> _Set exercise_: Without the pictures, can you quote each line below exactly?

═════ Entries

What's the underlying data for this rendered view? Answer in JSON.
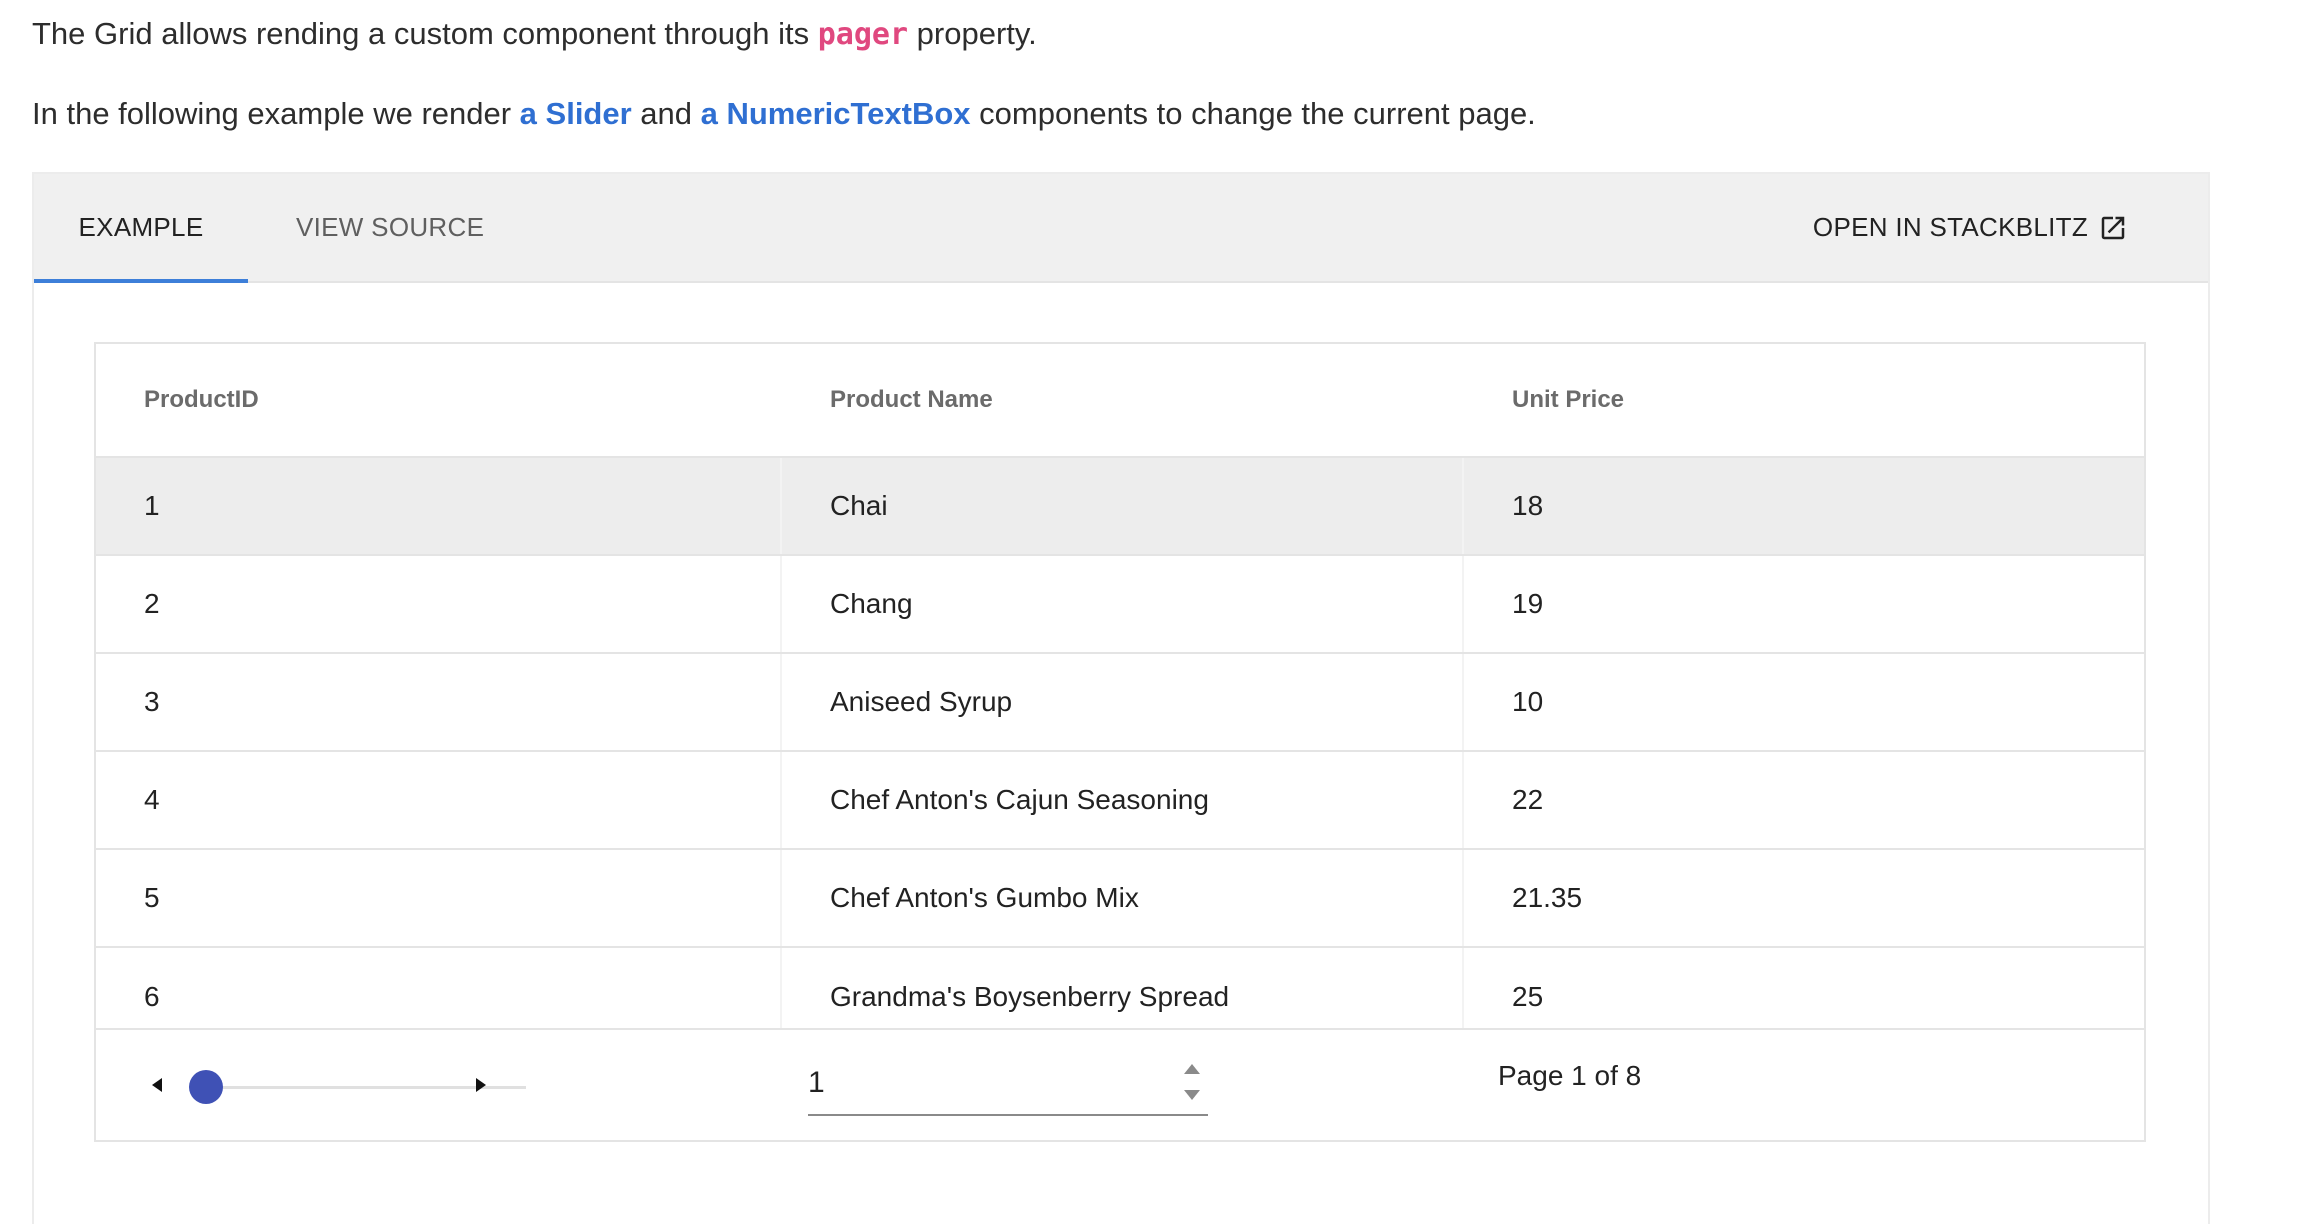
{
  "intro": {
    "line1_before": "The Grid allows rending a custom component through its ",
    "line1_code": "pager",
    "line1_after": " property.",
    "line2_before": "In the following example we render ",
    "line2_link1": "a Slider",
    "line2_mid": " and ",
    "line2_link2": "a NumericTextBox",
    "line2_after": " components to change the current page."
  },
  "tabs": {
    "example": "EXAMPLE",
    "view_source": "VIEW SOURCE",
    "open_stackblitz": "OPEN IN STACKBLITZ",
    "stackblitz_icon": "external-link-icon"
  },
  "grid": {
    "columns": [
      "ProductID",
      "Product Name",
      "Unit Price"
    ],
    "rows": [
      {
        "id": "1",
        "name": "Chai",
        "price": "18"
      },
      {
        "id": "2",
        "name": "Chang",
        "price": "19"
      },
      {
        "id": "3",
        "name": "Aniseed Syrup",
        "price": "10"
      },
      {
        "id": "4",
        "name": "Chef Anton's Cajun Seasoning",
        "price": "22"
      },
      {
        "id": "5",
        "name": "Chef Anton's Gumbo Mix",
        "price": "21.35"
      },
      {
        "id": "6",
        "name": "Grandma's Boysenberry Spread",
        "price": "25"
      }
    ]
  },
  "pager": {
    "slider_min": 1,
    "slider_max": 8,
    "slider_value": 1,
    "numeric_value": "1",
    "page_info": "Page 1 of 8"
  },
  "colors": {
    "accent": "#3d7fd9",
    "link": "#2f6fd2",
    "code": "#e0487f",
    "slider_thumb": "#3f51b5"
  }
}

══════════

> _Solution_:
What's the underlying data for this rendered view? Answer in JSON.
{
  "intro": {
    "line1_before": "The Grid allows rending a custom component through its ",
    "line1_code": "pager",
    "line1_after": " property.",
    "line2_before": "In the following example we render ",
    "line2_link1": "a Slider",
    "line2_mid": " and ",
    "line2_link2": "a NumericTextBox",
    "line2_after": " components to change the current page."
  },
  "tabs": {
    "example": "EXAMPLE",
    "view_source": "VIEW SOURCE",
    "open_stackblitz": "OPEN IN STACKBLITZ",
    "stackblitz_icon": "external-link-icon"
  },
  "grid": {
    "columns": [
      "ProductID",
      "Product Name",
      "Unit Price"
    ],
    "rows": [
      {
        "id": "1",
        "name": "Chai",
        "price": "18"
      },
      {
        "id": "2",
        "name": "Chang",
        "price": "19"
      },
      {
        "id": "3",
        "name": "Aniseed Syrup",
        "price": "10"
      },
      {
        "id": "4",
        "name": "Chef Anton's Cajun Seasoning",
        "price": "22"
      },
      {
        "id": "5",
        "name": "Chef Anton's Gumbo Mix",
        "price": "21.35"
      },
      {
        "id": "6",
        "name": "Grandma's Boysenberry Spread",
        "price": "25"
      }
    ]
  },
  "pager": {
    "slider_min": 1,
    "slider_max": 8,
    "slider_value": 1,
    "numeric_value": "1",
    "page_info": "Page 1 of 8"
  },
  "colors": {
    "accent": "#3d7fd9",
    "link": "#2f6fd2",
    "code": "#e0487f",
    "slider_thumb": "#3f51b5"
  }
}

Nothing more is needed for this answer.